Without the pictures, give the entries below again exactly as written.

▼

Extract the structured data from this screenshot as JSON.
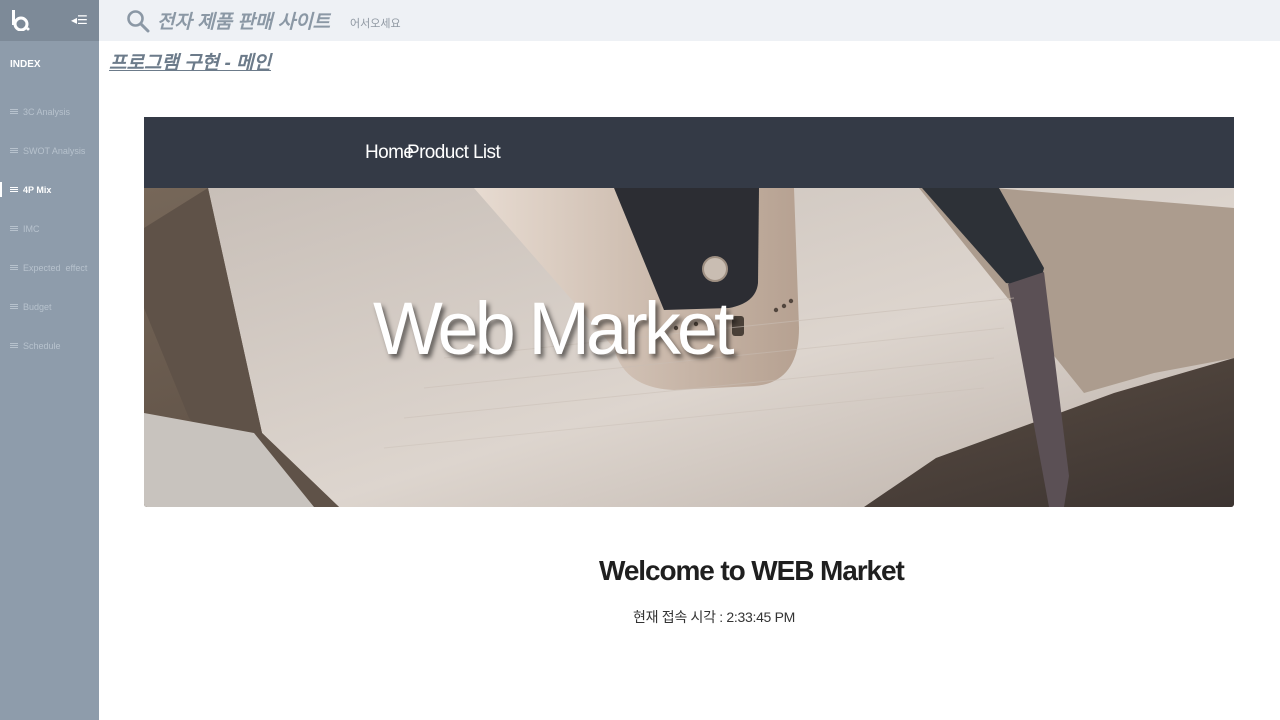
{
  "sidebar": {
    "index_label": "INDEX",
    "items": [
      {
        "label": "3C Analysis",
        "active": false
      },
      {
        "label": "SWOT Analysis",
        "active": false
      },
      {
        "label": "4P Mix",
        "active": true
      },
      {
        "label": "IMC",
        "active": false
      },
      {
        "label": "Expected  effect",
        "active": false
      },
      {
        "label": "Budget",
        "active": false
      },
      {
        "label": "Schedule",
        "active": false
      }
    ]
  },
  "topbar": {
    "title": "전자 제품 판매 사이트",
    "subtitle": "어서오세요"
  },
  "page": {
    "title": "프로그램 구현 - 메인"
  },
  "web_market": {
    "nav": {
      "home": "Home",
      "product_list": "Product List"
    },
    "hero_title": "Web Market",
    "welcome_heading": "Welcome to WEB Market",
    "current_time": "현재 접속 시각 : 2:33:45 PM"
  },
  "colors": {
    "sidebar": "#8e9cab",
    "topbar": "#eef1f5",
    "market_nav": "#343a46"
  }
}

▲

* _Response to this task_
Extract the structured data from this screenshot as JSON.
{
  "sidebar": {
    "index_label": "INDEX",
    "items": [
      {
        "label": "3C Analysis",
        "active": false
      },
      {
        "label": "SWOT Analysis",
        "active": false
      },
      {
        "label": "4P Mix",
        "active": true
      },
      {
        "label": "IMC",
        "active": false
      },
      {
        "label": "Expected  effect",
        "active": false
      },
      {
        "label": "Budget",
        "active": false
      },
      {
        "label": "Schedule",
        "active": false
      }
    ]
  },
  "topbar": {
    "title": "전자 제품 판매 사이트",
    "subtitle": "어서오세요"
  },
  "page": {
    "title": "프로그램 구현 - 메인"
  },
  "web_market": {
    "nav": {
      "home": "Home",
      "product_list": "Product List"
    },
    "hero_title": "Web Market",
    "welcome_heading": "Welcome to WEB Market",
    "current_time": "현재 접속 시각 : 2:33:45 PM"
  },
  "colors": {
    "sidebar": "#8e9cab",
    "topbar": "#eef1f5",
    "market_nav": "#343a46"
  }
}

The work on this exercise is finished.